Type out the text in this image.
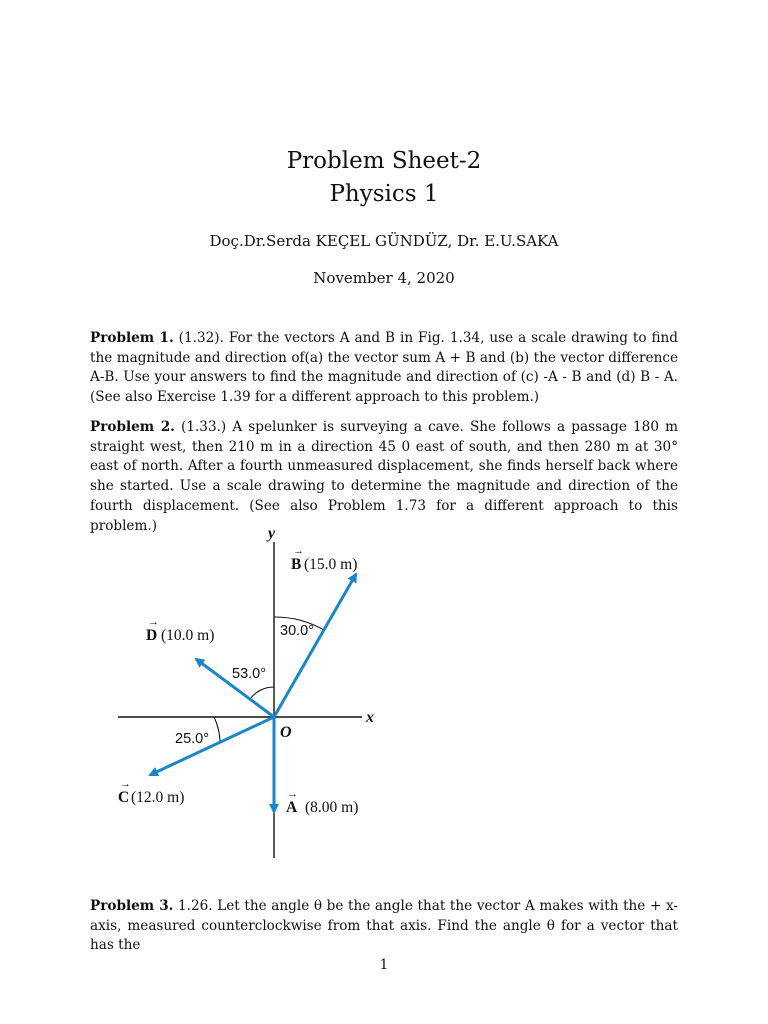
Problem Sheet-2
Physics 1
Doç.Dr.Serda KEÇEL GÜNDÜZ, Dr. E.U.SAKA
November 4, 2020

Problem 1. (1.32). For the vectors A and B in Fig. 1.34, use a scale drawing to find the magnitude and direction of(a) the vector sum A + B and (b) the vector difference A-B. Use your answers to find the magnitude and direction of (c) -A - B and (d) B - A. (See also Exercise 1.39 for a different approach to this problem.)

Problem 2. (1.33.) A spelunker is surveying a cave. She follows a passage 180 m straight west, then 210 m in a direction 45 0 east of south, and then 280 m at 30° east of north. After a fourth unmeasured displacement, she finds herself back where she started. Use a scale drawing to determine the magnitude and direction of the fourth displacement. (See also Problem 1.73 for a different approach to this problem.)	y
x
O
30.0°
53.0°
25.0°
B
→
(15.0 m)
D
→
(10.0 m)
C
→
(12.0 m)
A
→
(8.00 m)

Problem 3. 1.26. Let the angle θ be the angle that the vector A makes with the + x-axis, measured counterclockwise from that axis. Find the angle θ for a vector that has the

1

> _WHAT IS BEING ASKED_:
Collect each line holding the string "Problem".

> _EXERCISE RESPONSE_:
Problem Sheet-2
Problem 1. (1.32). For the vectors A and B in Fig. 1.34, use a scale drawing to find the magnitude and direction of(a) the vector sum A + B and (b) the vector difference A-B. Use your answers to find the magnitude and direction of (c) -A - B and (d) B - A. (See also Exercise 1.39 for a different approach to this problem.)
Problem 2. (1.33.) A spelunker is surveying a cave. She follows a passage 180 m straight west, then 210 m in a direction 45 0 east of south, and then 280 m at 30° east of north. After a fourth unmeasured displacement, she finds herself back where she started. Use a scale drawing to determine the magnitude and direction of the fourth displacement. (See also Problem 1.73 for a different approach to this problem.)	y
Problem 3. 1.26. Let the angle θ be the angle that the vector A makes with the + x-axis, measured counterclockwise from that axis. Find the angle θ for a vector that has the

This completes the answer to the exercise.